START

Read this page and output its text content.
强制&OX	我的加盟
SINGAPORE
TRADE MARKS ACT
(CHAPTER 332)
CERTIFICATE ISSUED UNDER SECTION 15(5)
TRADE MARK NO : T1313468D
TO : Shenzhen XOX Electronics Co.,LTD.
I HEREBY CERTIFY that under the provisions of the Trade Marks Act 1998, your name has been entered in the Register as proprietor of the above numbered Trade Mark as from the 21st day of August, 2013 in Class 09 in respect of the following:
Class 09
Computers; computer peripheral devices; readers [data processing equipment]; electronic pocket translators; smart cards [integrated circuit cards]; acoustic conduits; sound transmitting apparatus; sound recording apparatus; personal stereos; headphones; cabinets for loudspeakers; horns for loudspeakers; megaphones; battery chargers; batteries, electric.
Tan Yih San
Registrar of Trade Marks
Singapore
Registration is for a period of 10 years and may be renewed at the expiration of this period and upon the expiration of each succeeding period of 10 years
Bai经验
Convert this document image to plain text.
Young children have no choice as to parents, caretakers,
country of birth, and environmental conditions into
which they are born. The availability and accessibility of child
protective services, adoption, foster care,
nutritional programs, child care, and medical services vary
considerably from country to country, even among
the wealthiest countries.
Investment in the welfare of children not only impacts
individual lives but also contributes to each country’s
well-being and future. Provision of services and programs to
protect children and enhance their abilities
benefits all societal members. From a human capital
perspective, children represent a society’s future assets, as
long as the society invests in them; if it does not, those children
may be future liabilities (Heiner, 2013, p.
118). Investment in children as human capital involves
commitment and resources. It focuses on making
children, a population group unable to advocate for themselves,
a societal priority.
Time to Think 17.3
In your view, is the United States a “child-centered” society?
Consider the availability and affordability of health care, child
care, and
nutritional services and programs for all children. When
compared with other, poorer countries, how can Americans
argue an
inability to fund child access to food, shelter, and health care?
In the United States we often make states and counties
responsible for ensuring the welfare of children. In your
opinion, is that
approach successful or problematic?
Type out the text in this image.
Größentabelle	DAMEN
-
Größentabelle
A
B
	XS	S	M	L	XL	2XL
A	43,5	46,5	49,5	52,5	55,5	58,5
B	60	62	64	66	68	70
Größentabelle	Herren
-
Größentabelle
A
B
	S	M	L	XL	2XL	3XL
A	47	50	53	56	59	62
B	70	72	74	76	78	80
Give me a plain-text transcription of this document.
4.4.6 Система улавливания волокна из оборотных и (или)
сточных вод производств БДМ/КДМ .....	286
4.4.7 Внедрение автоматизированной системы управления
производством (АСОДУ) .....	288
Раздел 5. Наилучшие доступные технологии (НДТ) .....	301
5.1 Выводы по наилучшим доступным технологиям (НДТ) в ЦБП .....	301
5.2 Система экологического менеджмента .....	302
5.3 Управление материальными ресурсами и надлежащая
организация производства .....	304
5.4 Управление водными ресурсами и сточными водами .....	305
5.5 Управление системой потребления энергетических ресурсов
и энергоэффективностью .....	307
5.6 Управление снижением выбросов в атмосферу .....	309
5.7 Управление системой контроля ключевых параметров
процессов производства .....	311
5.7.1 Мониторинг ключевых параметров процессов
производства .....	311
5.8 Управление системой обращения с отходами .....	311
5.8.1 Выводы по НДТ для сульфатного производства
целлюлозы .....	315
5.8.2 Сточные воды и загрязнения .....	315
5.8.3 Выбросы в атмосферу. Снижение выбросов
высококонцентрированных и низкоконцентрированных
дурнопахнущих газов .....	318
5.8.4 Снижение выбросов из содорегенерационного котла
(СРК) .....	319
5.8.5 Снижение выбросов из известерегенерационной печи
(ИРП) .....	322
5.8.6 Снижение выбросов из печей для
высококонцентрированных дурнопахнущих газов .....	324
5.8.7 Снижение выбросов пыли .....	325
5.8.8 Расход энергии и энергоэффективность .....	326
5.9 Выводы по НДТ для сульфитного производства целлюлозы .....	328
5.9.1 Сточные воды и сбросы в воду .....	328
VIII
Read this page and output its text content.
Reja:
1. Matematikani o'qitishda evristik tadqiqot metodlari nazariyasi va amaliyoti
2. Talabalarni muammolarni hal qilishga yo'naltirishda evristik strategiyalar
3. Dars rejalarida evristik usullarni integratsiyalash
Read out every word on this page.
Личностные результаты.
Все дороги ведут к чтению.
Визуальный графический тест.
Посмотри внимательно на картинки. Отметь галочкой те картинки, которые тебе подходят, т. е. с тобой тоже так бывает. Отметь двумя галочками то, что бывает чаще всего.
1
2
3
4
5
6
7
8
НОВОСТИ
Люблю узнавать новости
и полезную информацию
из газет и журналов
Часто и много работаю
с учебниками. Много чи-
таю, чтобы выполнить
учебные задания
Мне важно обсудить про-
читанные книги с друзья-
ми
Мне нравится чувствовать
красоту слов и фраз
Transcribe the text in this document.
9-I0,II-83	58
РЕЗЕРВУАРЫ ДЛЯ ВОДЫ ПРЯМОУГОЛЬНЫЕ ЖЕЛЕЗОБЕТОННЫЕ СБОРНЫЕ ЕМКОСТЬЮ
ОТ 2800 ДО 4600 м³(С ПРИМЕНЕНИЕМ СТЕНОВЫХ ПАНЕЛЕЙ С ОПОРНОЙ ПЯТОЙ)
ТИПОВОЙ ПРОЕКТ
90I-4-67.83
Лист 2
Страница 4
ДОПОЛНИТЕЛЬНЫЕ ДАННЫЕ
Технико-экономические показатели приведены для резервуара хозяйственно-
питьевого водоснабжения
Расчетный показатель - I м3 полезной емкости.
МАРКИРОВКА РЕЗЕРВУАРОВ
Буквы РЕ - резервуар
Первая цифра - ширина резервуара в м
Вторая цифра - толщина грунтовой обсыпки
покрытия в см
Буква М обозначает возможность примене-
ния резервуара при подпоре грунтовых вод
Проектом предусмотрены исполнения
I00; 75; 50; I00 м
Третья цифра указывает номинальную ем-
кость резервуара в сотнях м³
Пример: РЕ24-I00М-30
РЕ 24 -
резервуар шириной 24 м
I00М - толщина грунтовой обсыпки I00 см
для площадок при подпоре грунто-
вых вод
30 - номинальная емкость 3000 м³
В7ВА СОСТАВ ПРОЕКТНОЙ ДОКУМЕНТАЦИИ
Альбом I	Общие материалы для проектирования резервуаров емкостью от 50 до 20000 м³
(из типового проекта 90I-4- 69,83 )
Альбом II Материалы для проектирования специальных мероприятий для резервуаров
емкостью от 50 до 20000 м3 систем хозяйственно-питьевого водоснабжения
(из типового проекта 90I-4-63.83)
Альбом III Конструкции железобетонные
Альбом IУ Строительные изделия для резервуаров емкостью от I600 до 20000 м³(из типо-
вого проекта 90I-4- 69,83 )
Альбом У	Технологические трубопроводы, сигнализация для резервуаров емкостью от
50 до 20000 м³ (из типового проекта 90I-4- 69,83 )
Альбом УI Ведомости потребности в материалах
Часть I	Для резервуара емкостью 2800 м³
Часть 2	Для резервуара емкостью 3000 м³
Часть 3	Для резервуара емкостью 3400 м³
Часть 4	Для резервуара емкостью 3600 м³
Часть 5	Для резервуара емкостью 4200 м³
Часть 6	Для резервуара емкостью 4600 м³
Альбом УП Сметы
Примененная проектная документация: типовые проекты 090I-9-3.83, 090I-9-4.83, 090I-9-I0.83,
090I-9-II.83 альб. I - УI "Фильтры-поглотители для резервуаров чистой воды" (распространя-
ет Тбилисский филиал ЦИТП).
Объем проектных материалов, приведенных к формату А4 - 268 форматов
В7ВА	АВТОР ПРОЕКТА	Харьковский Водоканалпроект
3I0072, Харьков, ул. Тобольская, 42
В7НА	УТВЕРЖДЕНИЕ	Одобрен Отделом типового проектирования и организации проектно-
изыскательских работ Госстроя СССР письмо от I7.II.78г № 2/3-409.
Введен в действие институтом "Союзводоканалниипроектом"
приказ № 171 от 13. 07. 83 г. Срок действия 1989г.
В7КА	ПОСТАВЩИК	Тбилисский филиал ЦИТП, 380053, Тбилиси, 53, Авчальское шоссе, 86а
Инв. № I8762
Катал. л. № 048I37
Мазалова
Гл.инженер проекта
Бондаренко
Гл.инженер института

END

● **Stated exercise**
Collect every line with the string "Investment" from the records, and copy each.

● **Right answer**
Investment in the welfare of children not only impacts
118). Investment in children as human capital involves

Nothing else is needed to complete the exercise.